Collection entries
· · ·

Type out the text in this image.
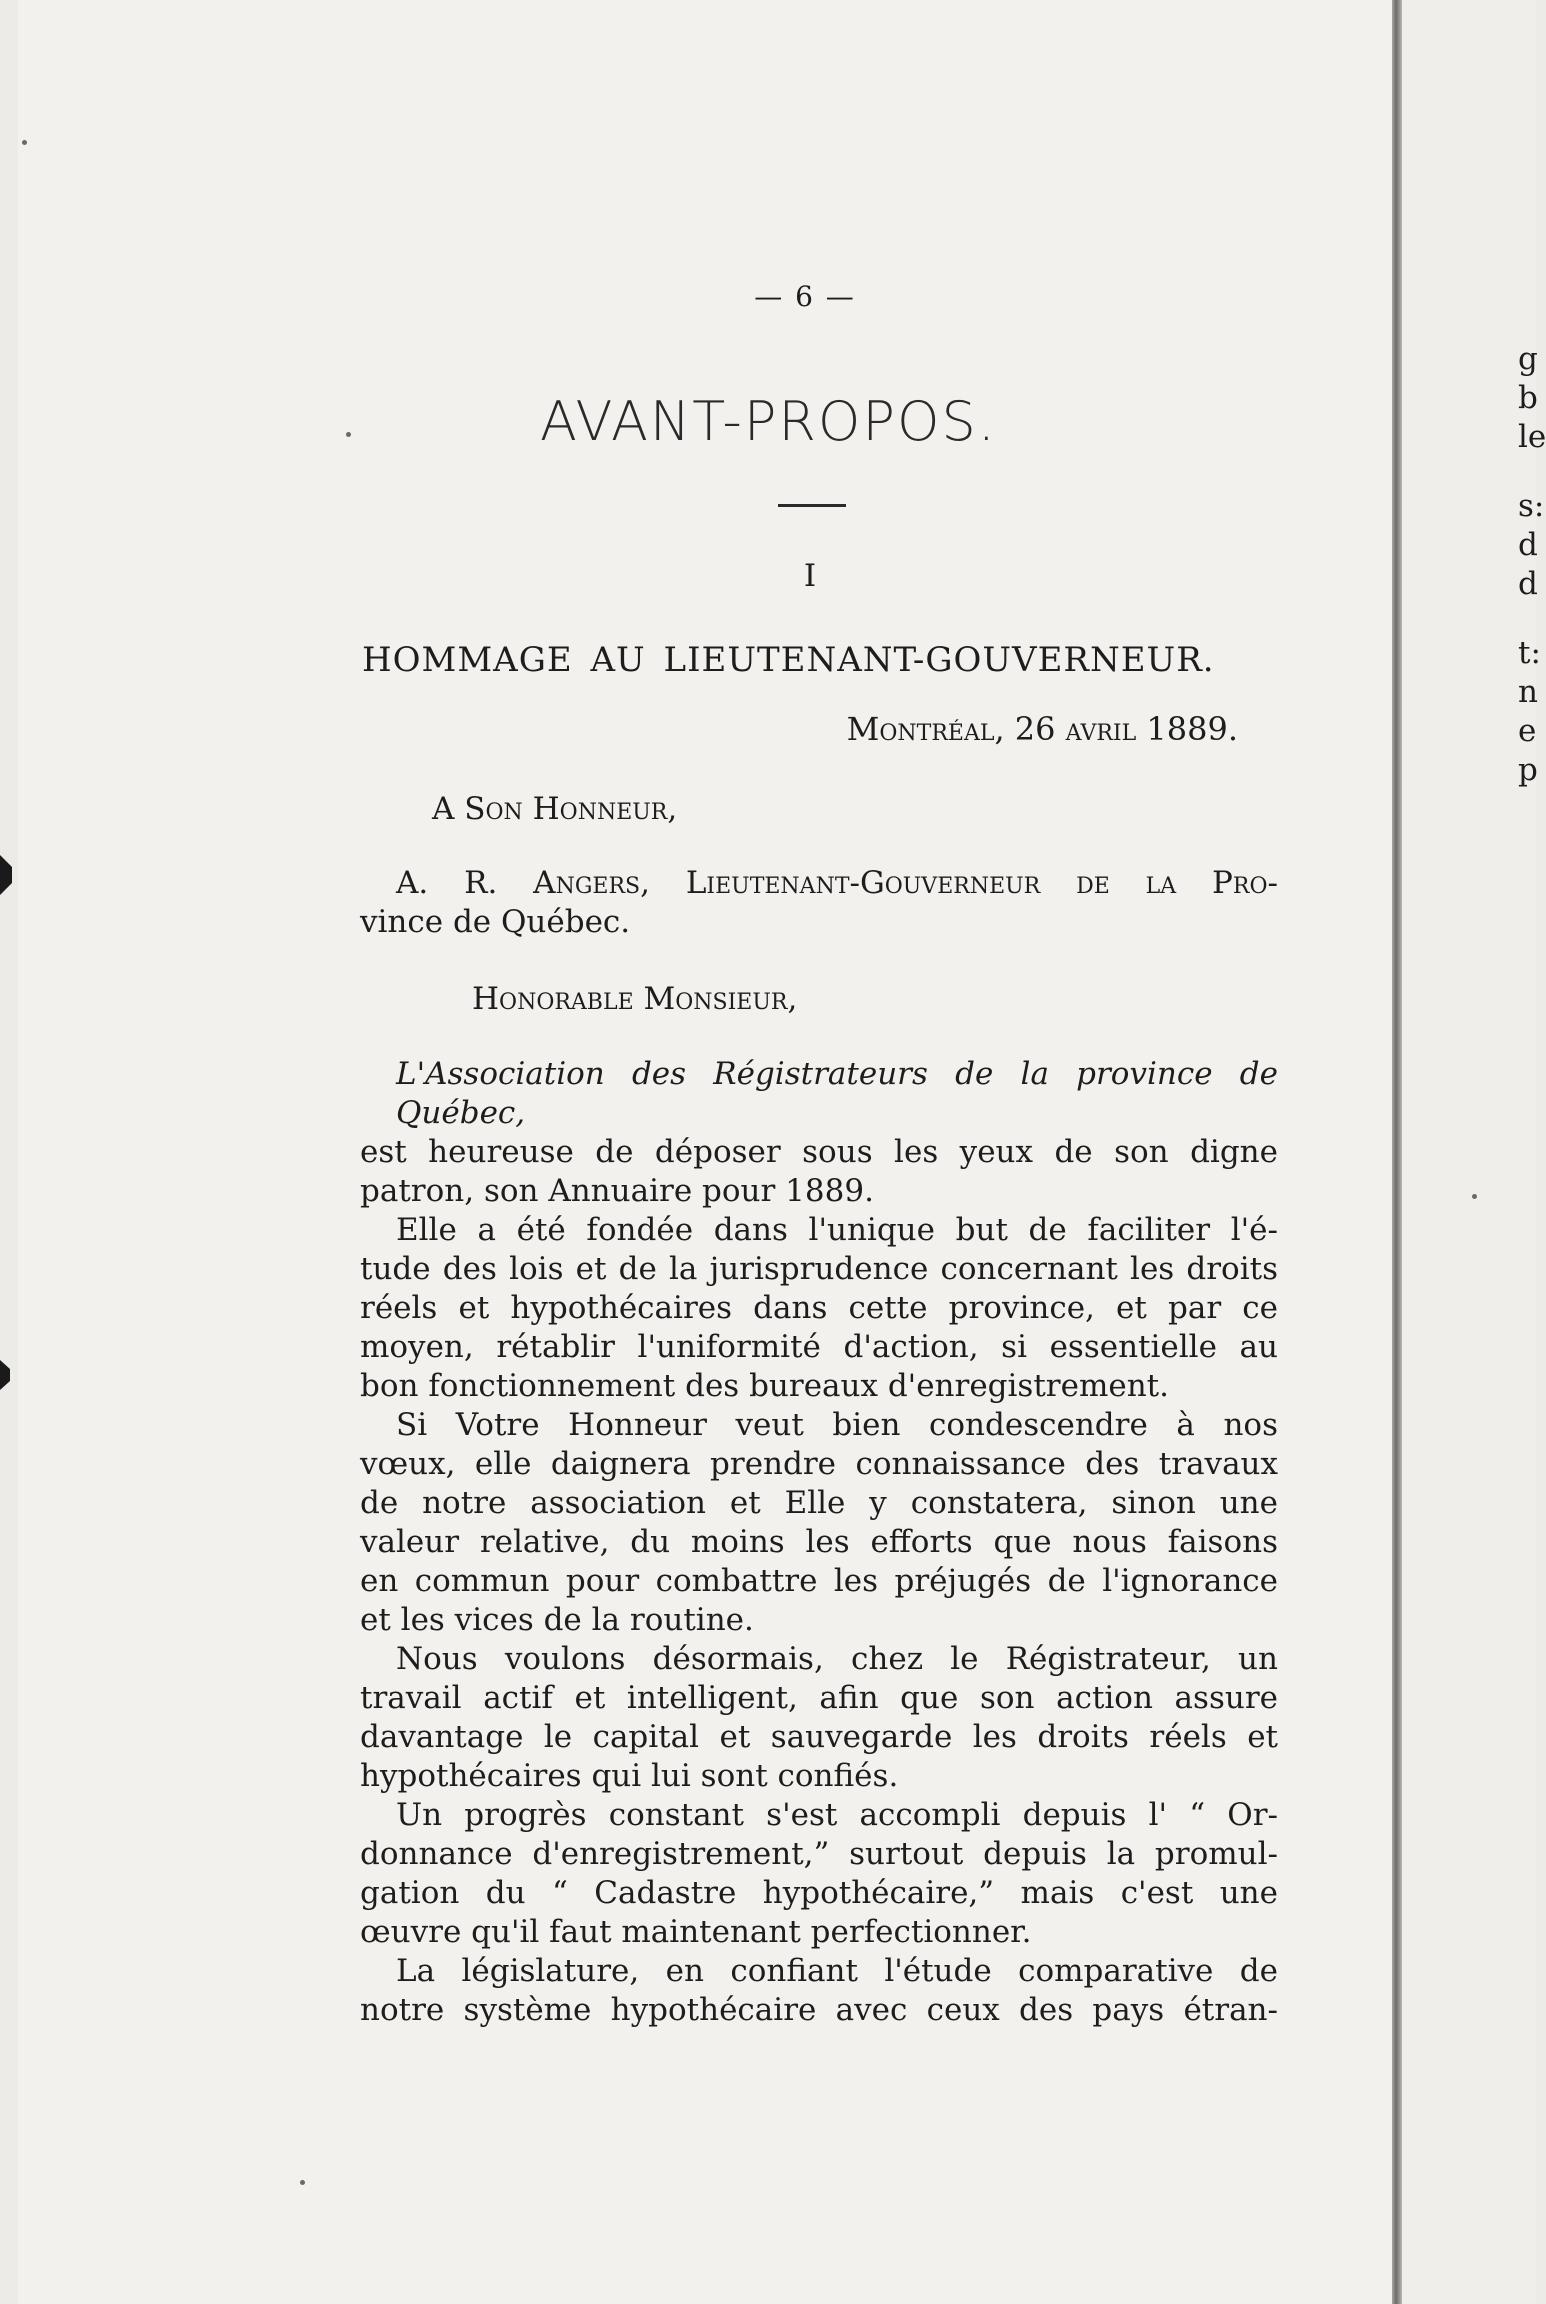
g
b
le
s:
d
d
t:
n
e
p
— 6 —
AVANT-PROPOS.
I
HOMMAGE AU LIEUTENANT-GOUVERNEUR.
Montréal, 26 avril 1889.
A Son Honneur,
A. R. Angers, Lieutenant-Gouverneur de la Pro-
vince de Québec.
Honorable Monsieur,
L'Association des Régistrateurs de la province de Québec,
est heureuse de déposer sous les yeux de son digne
patron, son Annuaire pour 1889.
Elle a été fondée dans l'unique but de faciliter l'é-
tude des lois et de la jurisprudence concernant les droits
réels et hypothécaires dans cette province, et par ce
moyen, rétablir l'uniformité d'action, si essentielle au
bon fonctionnement des bureaux d'enregistrement.
Si Votre Honneur veut bien condescendre à nos
vœux, elle daignera prendre connaissance des travaux
de notre association et Elle y constatera, sinon une
valeur relative, du moins les efforts que nous faisons
en commun pour combattre les préjugés de l'ignorance
et les vices de la routine.
Nous voulons désormais, chez le Régistrateur, un
travail actif et intelligent, afin que son action assure
davantage le capital et sauvegarde les droits réels et
hypothécaires qui lui sont confiés.
Un progrès constant s'est accompli depuis l' “ Or-
donnance d'enregistrement,” surtout depuis la promul-
gation du “ Cadastre hypothécaire,” mais c'est une
œuvre qu'il faut maintenant perfectionner.
La législature, en confiant l'étude comparative de
notre système hypothécaire avec ceux des pays étran-
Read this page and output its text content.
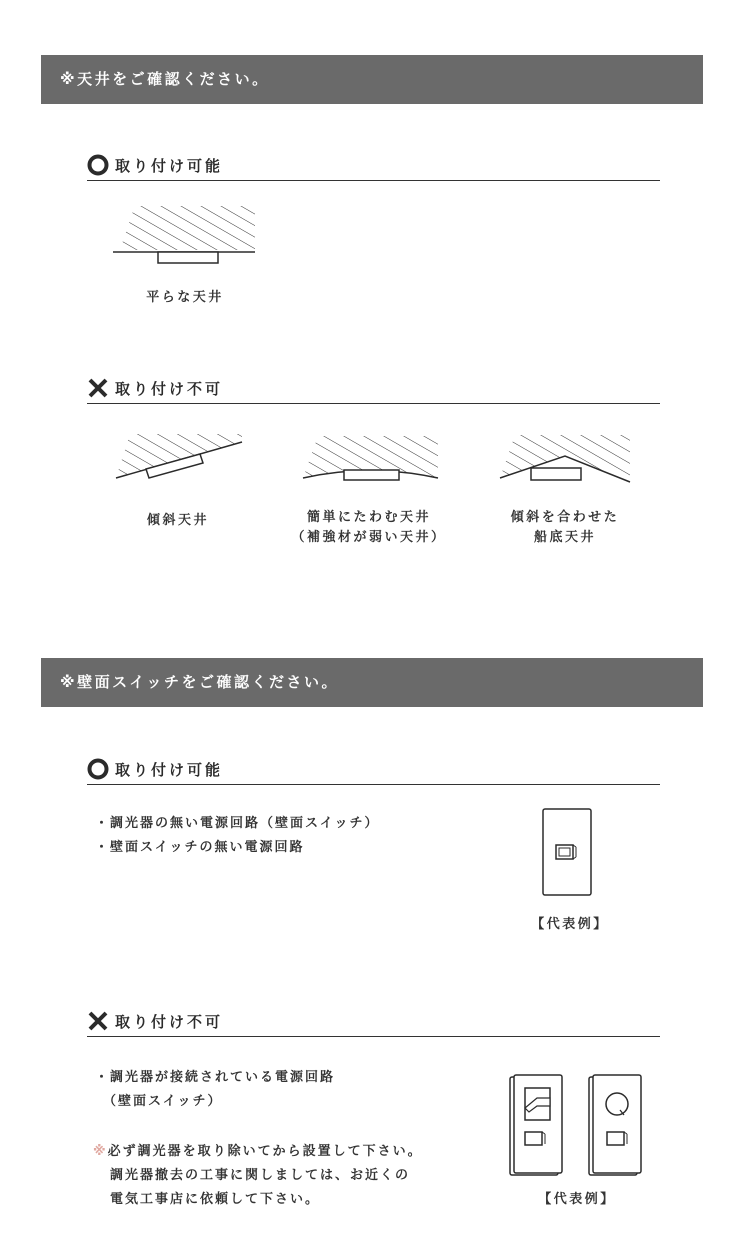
※天井をご確認ください。
取り付け可能
平らな天井
取り付け不可
傾斜天井	簡単にたわむ天井
（補強材が弱い天井）
傾斜を合わせた
船底天井
※壁面スイッチをご確認ください。
取り付け可能
・調光器の無い電源回路（壁面スイッチ）
・壁面スイッチの無い電源回路
【代表例】
取り付け不可
・調光器が接続されている電源回路
（壁面スイッチ）
※必ず調光器を取り除いてから設置して下さい。
調光器撤去の工事に関しましては、お近くの
電気工事店に依頼して下さい。	【代表例】
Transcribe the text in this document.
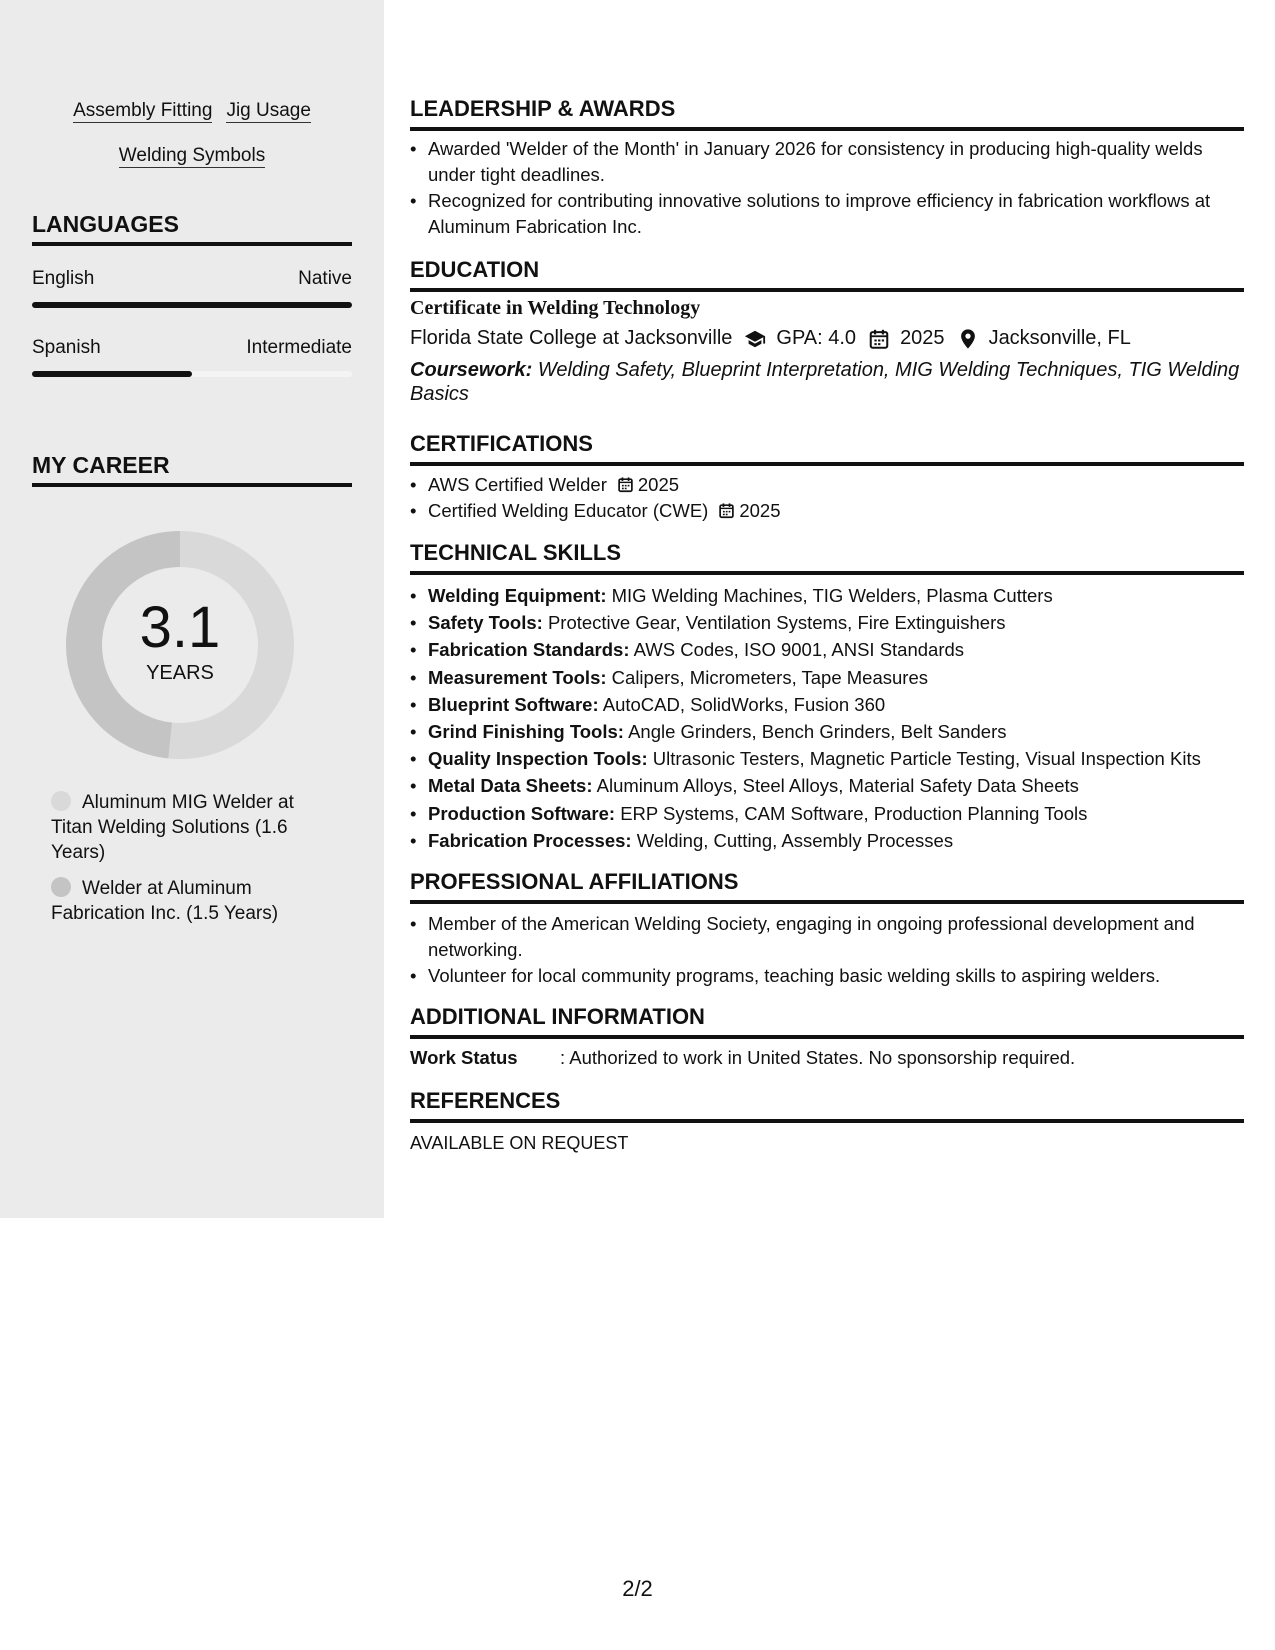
Assembly Fitting Jig Usage
Welding Symbols
LANGUAGES
English	Native
Spanish	Intermediate
MY CAREER
3.1
YEARS
Aluminum MIG Welder at Titan Welding Solutions (1.6 Years)
Welder at Aluminum Fabrication Inc. (1.5 Years)
LEADERSHIP & AWARDS
• Awarded 'Welder of the Month' in January 2026 for consistency in producing high-quality welds under tight deadlines.
• Recognized for contributing innovative solutions to improve efficiency in fabrication workflows at Aluminum Fabrication Inc.
EDUCATION
Certificate in Welding Technology
Florida State College at Jacksonville GPA: 4.0 2025 Jacksonville, FL
Coursework: Welding Safety, Blueprint Interpretation, MIG Welding Techniques, TIG Welding Basics
CERTIFICATIONS
• AWS Certified Welder 2025
• Certified Welding Educator (CWE) 2025
TECHNICAL SKILLS
• Welding Equipment: MIG Welding Machines, TIG Welders, Plasma Cutters
• Safety Tools: Protective Gear, Ventilation Systems, Fire Extinguishers
• Fabrication Standards: AWS Codes, ISO 9001, ANSI Standards
• Measurement Tools: Calipers, Micrometers, Tape Measures
• Blueprint Software: AutoCAD, SolidWorks, Fusion 360
• Grind Finishing Tools: Angle Grinders, Bench Grinders, Belt Sanders
• Quality Inspection Tools: Ultrasonic Testers, Magnetic Particle Testing, Visual Inspection Kits
• Metal Data Sheets: Aluminum Alloys, Steel Alloys, Material Safety Data Sheets
• Production Software: ERP Systems, CAM Software, Production Planning Tools
• Fabrication Processes: Welding, Cutting, Assembly Processes
PROFESSIONAL AFFILIATIONS
• Member of the American Welding Society, engaging in ongoing professional development and networking.
• Volunteer for local community programs, teaching basic welding skills to aspiring welders.
ADDITIONAL INFORMATION
Work Status : Authorized to work in United States. No sponsorship required.
REFERENCES
AVAILABLE ON REQUEST
2/2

· · ·

▶ **YOUR INSTRUCTIONS**: Give the number of lines in the listing above that hold the string "Québec", with nothing else.

▶ **WRITTEN REPLY**: 2